The request:
Pictures stay out; everything else in the records below is copied exactly.

--- Begin ---

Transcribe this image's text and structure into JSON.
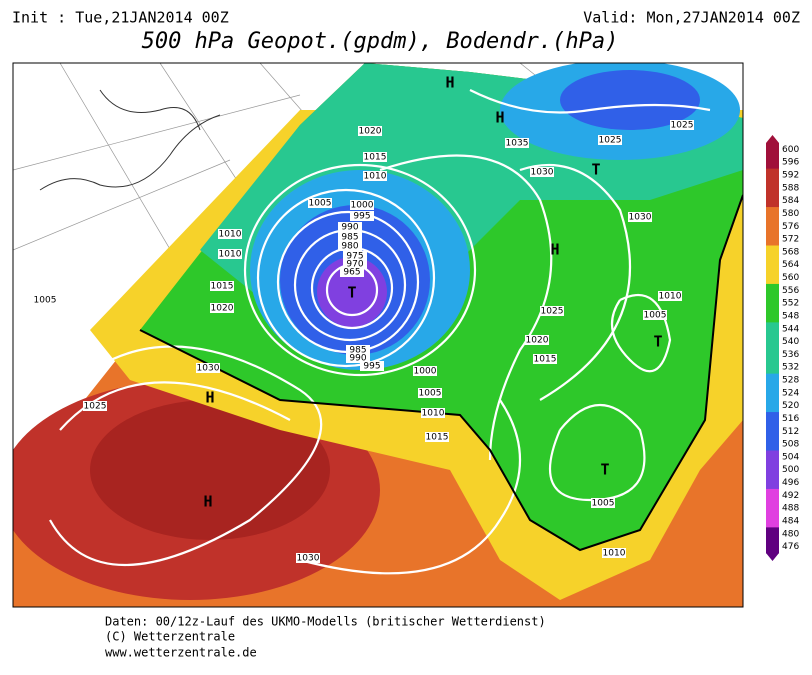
{
  "header": {
    "init": "Init : Tue,21JAN2014 00Z",
    "valid": "Valid: Mon,27JAN2014 00Z",
    "title": "500 hPa Geopot.(gpdm), Bodendr.(hPa)"
  },
  "colorbar": {
    "labels": [
      600,
      596,
      592,
      588,
      584,
      580,
      576,
      572,
      568,
      564,
      560,
      556,
      552,
      548,
      544,
      540,
      536,
      532,
      528,
      524,
      520,
      516,
      512,
      508,
      504,
      500,
      496,
      492,
      488,
      484,
      480,
      476
    ]
  },
  "map_labels": [
    "H",
    "H",
    "1020",
    "1035",
    "1025",
    "1025",
    "T",
    "1015",
    "1010",
    "1030",
    "1030",
    "1005",
    "1000",
    "995",
    "990",
    "985",
    "980",
    "975",
    "970",
    "965",
    "T",
    "H",
    "1010",
    "1010",
    "1005",
    "1015",
    "1020",
    "1025",
    "1010",
    "1005",
    "T",
    "1020",
    "985",
    "990",
    "995",
    "1000",
    "1005",
    "1010",
    "1015",
    "1015",
    "1030",
    "H",
    "1025",
    "H",
    "1030",
    "T",
    "1005",
    "1010"
  ],
  "footer": {
    "line1": "Daten: 00/12z-Lauf des UKMO-Modells (britischer Wetterdienst)",
    "line2": "(C) Wetterzentrale",
    "line3": "www.wetterzentrale.de"
  }
}
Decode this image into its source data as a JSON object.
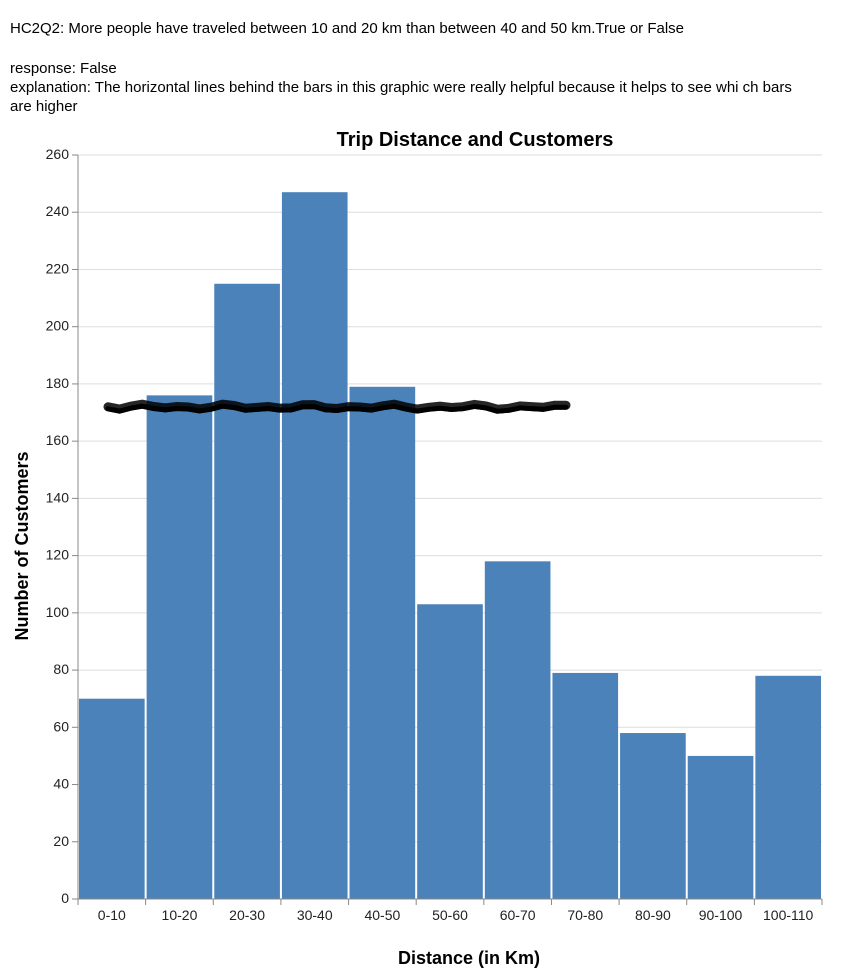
{
  "question": "HC2Q2: More people have traveled between 10 and 20 km than between 40 and 50 km.True or False",
  "response": "response: False",
  "explanation": "explanation: The horizontal lines behind the bars in this graphic were really helpful because it helps to see whi ch bars are higher",
  "colors": {
    "bar": "#4a82b9",
    "grid": "#dddddd",
    "axis": "#888888",
    "scribble": "#000000"
  },
  "chart_data": {
    "type": "bar",
    "title": "Trip Distance and Customers",
    "xlabel": "Distance (in Km)",
    "ylabel": "Number of Customers",
    "categories": [
      "0-10",
      "10-20",
      "20-30",
      "30-40",
      "40-50",
      "50-60",
      "60-70",
      "70-80",
      "80-90",
      "90-100",
      "100-110"
    ],
    "values": [
      70,
      176,
      215,
      247,
      179,
      103,
      118,
      79,
      58,
      50,
      78
    ],
    "ylim": [
      0,
      260
    ],
    "yticks": [
      0,
      20,
      40,
      60,
      80,
      100,
      120,
      140,
      160,
      180,
      200,
      220,
      240,
      260
    ],
    "grid": true,
    "annotation": {
      "type": "hand-drawn horizontal line",
      "y_value": 172
    }
  }
}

--- End ---

Final answer:
Transcribe this image's text and structure into JSON.
{
  "header": {
    "init": "Init : Tue,21JAN2014 00Z",
    "valid": "Valid: Mon,27JAN2014 00Z",
    "title": "500 hPa Geopot.(gpdm), Bodendr.(hPa)"
  },
  "colorbar": {
    "labels": [
      600,
      596,
      592,
      588,
      584,
      580,
      576,
      572,
      568,
      564,
      560,
      556,
      552,
      548,
      544,
      540,
      536,
      532,
      528,
      524,
      520,
      516,
      512,
      508,
      504,
      500,
      496,
      492,
      488,
      484,
      480,
      476
    ]
  },
  "map_labels": [
    "H",
    "H",
    "1020",
    "1035",
    "1025",
    "1025",
    "T",
    "1015",
    "1010",
    "1030",
    "1030",
    "1005",
    "1000",
    "995",
    "990",
    "985",
    "980",
    "975",
    "970",
    "965",
    "T",
    "H",
    "1010",
    "1010",
    "1005",
    "1015",
    "1020",
    "1025",
    "1010",
    "1005",
    "T",
    "1020",
    "985",
    "990",
    "995",
    "1000",
    "1005",
    "1010",
    "1015",
    "1015",
    "1030",
    "H",
    "1025",
    "H",
    "1030",
    "T",
    "1005",
    "1010"
  ],
  "footer": {
    "line1": "Daten: 00/12z-Lauf des UKMO-Modells (britischer Wetterdienst)",
    "line2": "(C) Wetterzentrale",
    "line3": "www.wetterzentrale.de"
  }
}
Decode this image into its source data as a JSON object.
{
  "question": "HC2Q2: More people have traveled between 10 and 20 km than between 40 and 50 km.True or False",
  "response": "response: False",
  "explanation": "explanation: The horizontal lines behind the bars in this graphic were really helpful because it helps to see whi ch bars are higher",
  "colors": {
    "bar": "#4a82b9",
    "grid": "#dddddd",
    "axis": "#888888",
    "scribble": "#000000"
  },
  "chart_data": {
    "type": "bar",
    "title": "Trip Distance and Customers",
    "xlabel": "Distance (in Km)",
    "ylabel": "Number of Customers",
    "categories": [
      "0-10",
      "10-20",
      "20-30",
      "30-40",
      "40-50",
      "50-60",
      "60-70",
      "70-80",
      "80-90",
      "90-100",
      "100-110"
    ],
    "values": [
      70,
      176,
      215,
      247,
      179,
      103,
      118,
      79,
      58,
      50,
      78
    ],
    "ylim": [
      0,
      260
    ],
    "yticks": [
      0,
      20,
      40,
      60,
      80,
      100,
      120,
      140,
      160,
      180,
      200,
      220,
      240,
      260
    ],
    "grid": true,
    "annotation": {
      "type": "hand-drawn horizontal line",
      "y_value": 172
    }
  }
}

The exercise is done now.